** START **

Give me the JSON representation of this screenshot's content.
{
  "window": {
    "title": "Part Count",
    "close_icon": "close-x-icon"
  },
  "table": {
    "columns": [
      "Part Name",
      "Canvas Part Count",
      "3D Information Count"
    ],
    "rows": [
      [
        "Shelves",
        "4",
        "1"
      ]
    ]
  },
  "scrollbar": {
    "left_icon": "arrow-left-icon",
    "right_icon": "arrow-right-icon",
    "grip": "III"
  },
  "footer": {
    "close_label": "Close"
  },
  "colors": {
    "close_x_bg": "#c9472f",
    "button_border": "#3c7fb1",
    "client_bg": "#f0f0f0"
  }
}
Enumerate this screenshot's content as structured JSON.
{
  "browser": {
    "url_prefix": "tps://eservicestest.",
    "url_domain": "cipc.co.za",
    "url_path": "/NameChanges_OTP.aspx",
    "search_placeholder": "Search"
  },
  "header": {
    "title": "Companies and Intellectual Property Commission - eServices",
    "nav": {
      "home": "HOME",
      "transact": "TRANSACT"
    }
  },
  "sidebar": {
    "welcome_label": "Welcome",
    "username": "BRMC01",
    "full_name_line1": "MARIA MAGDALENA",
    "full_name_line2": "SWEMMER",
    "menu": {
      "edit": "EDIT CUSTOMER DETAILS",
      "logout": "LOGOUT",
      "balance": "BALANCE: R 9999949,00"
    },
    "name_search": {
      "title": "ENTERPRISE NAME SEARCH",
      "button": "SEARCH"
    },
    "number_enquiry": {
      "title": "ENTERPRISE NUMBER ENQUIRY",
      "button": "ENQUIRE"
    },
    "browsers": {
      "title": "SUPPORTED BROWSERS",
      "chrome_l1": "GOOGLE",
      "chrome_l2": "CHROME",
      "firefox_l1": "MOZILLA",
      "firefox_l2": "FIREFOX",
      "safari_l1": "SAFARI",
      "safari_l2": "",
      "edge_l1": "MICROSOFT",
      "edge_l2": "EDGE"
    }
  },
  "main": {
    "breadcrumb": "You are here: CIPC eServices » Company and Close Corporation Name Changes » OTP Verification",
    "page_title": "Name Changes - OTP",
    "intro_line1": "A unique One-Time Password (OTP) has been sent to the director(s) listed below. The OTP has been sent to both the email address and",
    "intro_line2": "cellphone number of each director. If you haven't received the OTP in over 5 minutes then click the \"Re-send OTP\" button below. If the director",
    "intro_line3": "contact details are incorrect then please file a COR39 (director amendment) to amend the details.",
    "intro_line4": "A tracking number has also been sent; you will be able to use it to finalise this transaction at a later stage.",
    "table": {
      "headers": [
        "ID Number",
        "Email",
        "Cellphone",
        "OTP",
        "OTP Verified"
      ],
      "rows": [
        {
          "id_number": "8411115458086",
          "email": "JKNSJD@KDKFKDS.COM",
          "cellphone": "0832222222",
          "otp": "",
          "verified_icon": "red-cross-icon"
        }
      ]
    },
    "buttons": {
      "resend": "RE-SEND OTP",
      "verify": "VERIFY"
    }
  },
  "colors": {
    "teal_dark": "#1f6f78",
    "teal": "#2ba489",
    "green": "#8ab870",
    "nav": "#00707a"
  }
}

** END **

Copy out every line that includes the word "arrow".

### TASK ANSWER:
    "left_icon": "arrow-left-icon",
    "right_icon": "arrow-right-icon",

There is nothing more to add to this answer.